## Do this:
Go through the listing and return every line with "between" in it.

** Begin Excerpted data **

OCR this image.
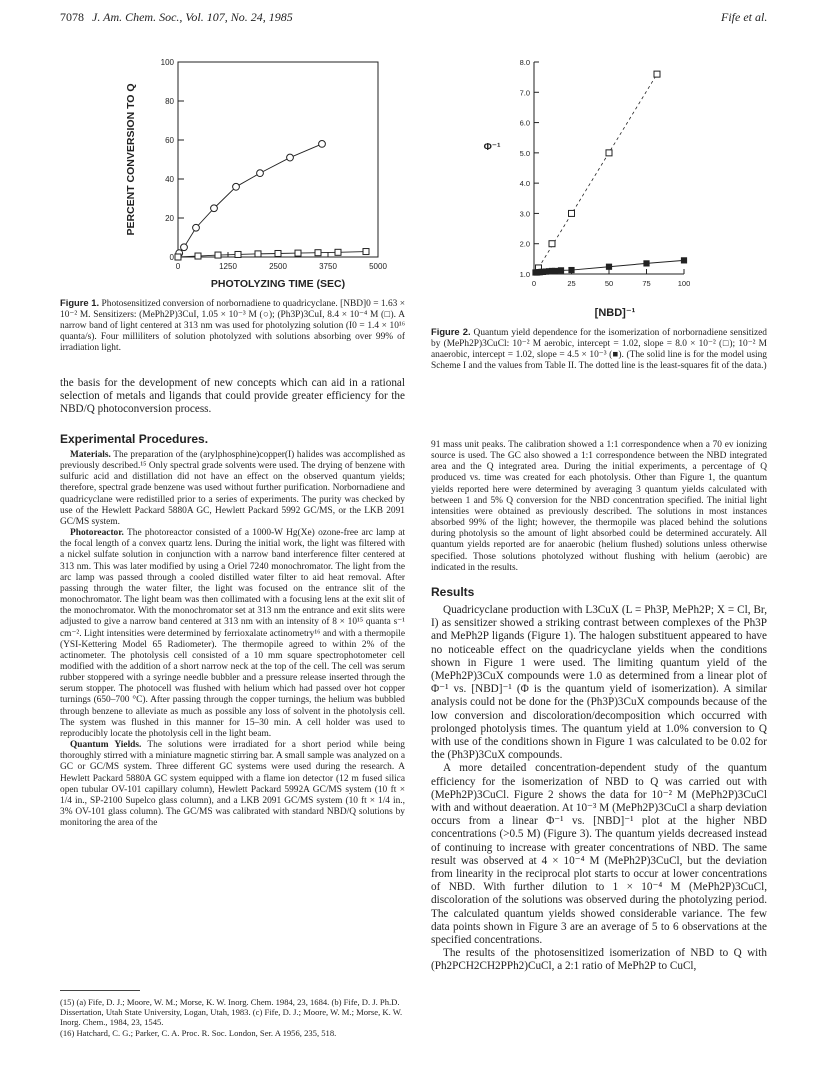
7078 J. Am. Chem. Soc., Vol. 107, No. 24, 1985	Fife et al.
0	1250	2500	3750	5000
0
20
40
60
80
100
PHOTOLYZING TIME (SEC)
PERCENT CONVERSION TO Q
Figure 1. Photosensitized conversion of norbornadiene to quadricyclane. [NBD]0 = 1.63 × 10⁻² M. Sensitizers: (MePh2P)3CuI, 1.05 × 10⁻³ M (○); (Ph3P)3CuI, 8.4 × 10⁻⁴ M (□). A narrow band of light centered at 313 nm was used for photolyzing solution (I0 = 1.4 × 10¹⁶ quanta/s). Four milliliters of solution photolyzed with solutions absorbing over 99% of irradiation light.
0	25	50	75	100
1.0
2.0
3.0
4.0
5.0
6.0
7.0
8.0
[NBD]⁻¹
Φ⁻¹
Figure 2. Quantum yield dependence for the isomerization of norbornadiene sensitized by (MePh2P)3CuCl: 10⁻² M aerobic, intercept = 1.02, slope = 8.0 × 10⁻² (□); 10⁻² M anaerobic, intercept = 1.02, slope = 4.5 × 10⁻³ (■). (The solid line is for the model using Scheme I and the values from Table II. The dotted line is the least-squares fit of the data.)

the basis for the development of new concepts which can aid in a rational selection of metals and ligands that could provide greater efficiency for the NBD/Q photoconversion process.

Experimental Procedures.

Materials. The preparation of the (arylphosphine)copper(I) halides was accomplished as previously described.¹⁵ Only spectral grade solvents were used. The drying of benzene with sulfuric acid and distillation did not have an effect on the observed quantum yields; therefore, spectral grade benzene was used without further purification. Norbornadiene and quadricyclane were redistilled prior to a series of experiments. The purity was checked by use of the Hewlett Packard 5880A GC, Hewlett Packard 5992 GC/MS, or the LKB 2091 GC/MS system.

Photoreactor. The photoreactor consisted of a 1000-W Hg(Xe) ozone-free arc lamp at the focal length of a convex quartz lens. During the initial work, the light was filtered with a nickel sulfate solution in conjunction with a narrow band interference filter centered at 313 nm. This was later modified by using a Oriel 7240 monochromator. The light from the arc lamp was passed through a cooled distilled water filter to aid heat removal. After passing through the water filter, the light was focused on the entrance slit of the monochromator. The light beam was then collimated with a focusing lens at the exit slit of the monochromator. With the monochromator set at 313 nm the entrance and exit slits were adjusted to give a narrow band centered at 313 nm with an intensity of 8 × 10¹⁵ quanta s⁻¹ cm⁻². Light intensities were determined by ferrioxalate actinometry¹⁶ and with a thermopile (YSI-Kettering Model 65 Radiometer). The thermopile agreed to within 2% of the actinometer. The photolysis cell consisted of a 10 mm square spectrophotometer cell modified with the addition of a short narrow neck at the top of the cell. The cell was serum rubber stoppered with a syringe needle bubbler and a pressure release inserted through the serum stopper. The photocell was flushed with helium which had passed over hot copper turnings (650–700 °C). After passing through the copper turnings, the helium was bubbled through benzene to alleviate as much as possible any loss of solvent in the photolysis cell. The system was flushed in this manner for 15–30 min. A cell holder was used to reproducibly locate the photolysis cell in the light beam.

Quantum Yields. The solutions were irradiated for a short period while being thoroughly stirred with a miniature magnetic stirring bar. A small sample was analyzed on a GC or GC/MS system. Three different GC systems were used during the research. A Hewlett Packard 5880A GC system equipped with a flame ion detector (12 m fused silica open tubular OV-101 capillary column), Hewlett Packard 5992A GC/MS system (10 ft × 1/4 in., SP-2100 Supelco glass column), and a LKB 2091 GC/MS system (10 ft × 1/4 in., 3% OV-101 glass column). The GC/MS was calibrated with standard NBD/Q solutions by monitoring the area of the

(15) (a) Fife, D. J.; Moore, W. M.; Morse, K. W. Inorg. Chem. 1984, 23, 1684. (b) Fife, D. J. Ph.D. Dissertation, Utah State University, Logan, Utah, 1983. (c) Fife, D. J.; Moore, W. M.; Morse, K. W. Inorg. Chem., 1984, 23, 1545.

(16) Hatchard, C. G.; Parker, C. A. Proc. R. Soc. London, Ser. A 1956, 235, 518.

91 mass unit peaks. The calibration showed a 1:1 correspondence when a 70 ev ionizing source is used. The GC also showed a 1:1 correspondence between the NBD integrated area and the Q integrated area. During the initial experiments, a percentage of Q produced vs. time was created for each photolysis. Other than Figure 1, the quantum yields reported here were determined by averaging 3 quantum yields calculated with between 1 and 5% Q conversion for the NBD concentration specified. The initial light intensities were obtained as previously described. The solutions in most instances absorbed 99% of the light; however, the thermopile was placed behind the solutions during photolysis so the amount of light absorbed could be determined accurately. All quantum yields reported are for anaerobic (helium flushed) solutions unless otherwise specified. Those solutions photolyzed without flushing with helium (aerobic) are indicated in the results.

Results

Quadricyclane production with L3CuX (L = Ph3P, MePh2P; X = Cl, Br, I) as sensitizer showed a striking contrast between complexes of the Ph3P and MePh2P ligands (Figure 1). The halogen substituent appeared to have no noticeable effect on the quadricyclane yields when the conditions shown in Figure 1 were used. The limiting quantum yield of the (MePh2P)3CuX compounds were 1.0 as determined from a linear plot of Φ⁻¹ vs. [NBD]⁻¹ (Φ is the quantum yield of isomerization). A similar analysis could not be done for the (Ph3P)3CuX compounds because of the low conversion and discoloration/decomposition which occurred with prolonged photolysis times. The quantum yield at 1.0% conversion to Q with use of the conditions shown in Figure 1 was calculated to be 0.02 for the (Ph3P)3CuX compounds.

A more detailed concentration-dependent study of the quantum efficiency for the isomerization of NBD to Q was carried out with (MePh2P)3CuCl. Figure 2 shows the data for 10⁻² M (MePh2P)3CuCl with and without deaeration. At 10⁻³ M (MePh2P)3CuCl a sharp deviation occurs from a linear Φ⁻¹ vs. [NBD]⁻¹ plot at the higher NBD concentrations (>0.5 M) (Figure 3). The quantum yields decreased instead of continuing to increase with greater concentrations of NBD. The same result was observed at 4 × 10⁻⁴ M (MePh2P)3CuCl, but the deviation from linearity in the reciprocal plot starts to occur at lower concentrations of NBD. With further dilution to 1 × 10⁻⁴ M (MePh2P)3CuCl, discoloration of the solutions was observed during the photolyzing period. The calculated quantum yields showed considerable variance. The few data points shown in Figure 3 are an average of 5 to 6 observations at the specified concentrations.

The results of the photosensitized isomerization of NBD to Q with (Ph2PCH2CH2PPh2)CuCl, a 2:1 ratio of MePh2P to CuCl,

** End Excerpted data **

## Answer below:
91 mass unit peaks. The calibration showed a 1:1 correspondence when a 70 ev ionizing source is used. The GC also showed a 1:1 correspondence between the NBD integrated area and the Q integrated area. During the initial experiments, a percentage of Q produced vs. time was created for each photolysis. Other than Figure 1, the quantum yields reported here were determined by averaging 3 quantum yields calculated with between 1 and 5% Q conversion for the NBD concentration specified. The initial light intensities were obtained as previously described. The solutions in most instances absorbed 99% of the light; however, the thermopile was placed behind the solutions during photolysis so the amount of light absorbed could be determined accurately. All quantum yields reported are for anaerobic (helium flushed) solutions unless otherwise specified. Those solutions photolyzed without flushing with helium (aerobic) are indicated in the results.
Quadricyclane production with L3CuX (L = Ph3P, MePh2P; X = Cl, Br, I) as sensitizer showed a striking contrast between complexes of the Ph3P and MePh2P ligands (Figure 1). The halogen substituent appeared to have no noticeable effect on the quadricyclane yields when the conditions shown in Figure 1 were used. The limiting quantum yield of the (MePh2P)3CuX compounds were 1.0 as determined from a linear plot of Φ⁻¹ vs. [NBD]⁻¹ (Φ is the quantum yield of isomerization). A similar analysis could not be done for the (Ph3P)3CuX compounds because of the low conversion and discoloration/decomposition which occurred with prolonged photolysis times. The quantum yield at 1.0% conversion to Q with use of the conditions shown in Figure 1 was calculated to be 0.02 for the (Ph3P)3CuX compounds.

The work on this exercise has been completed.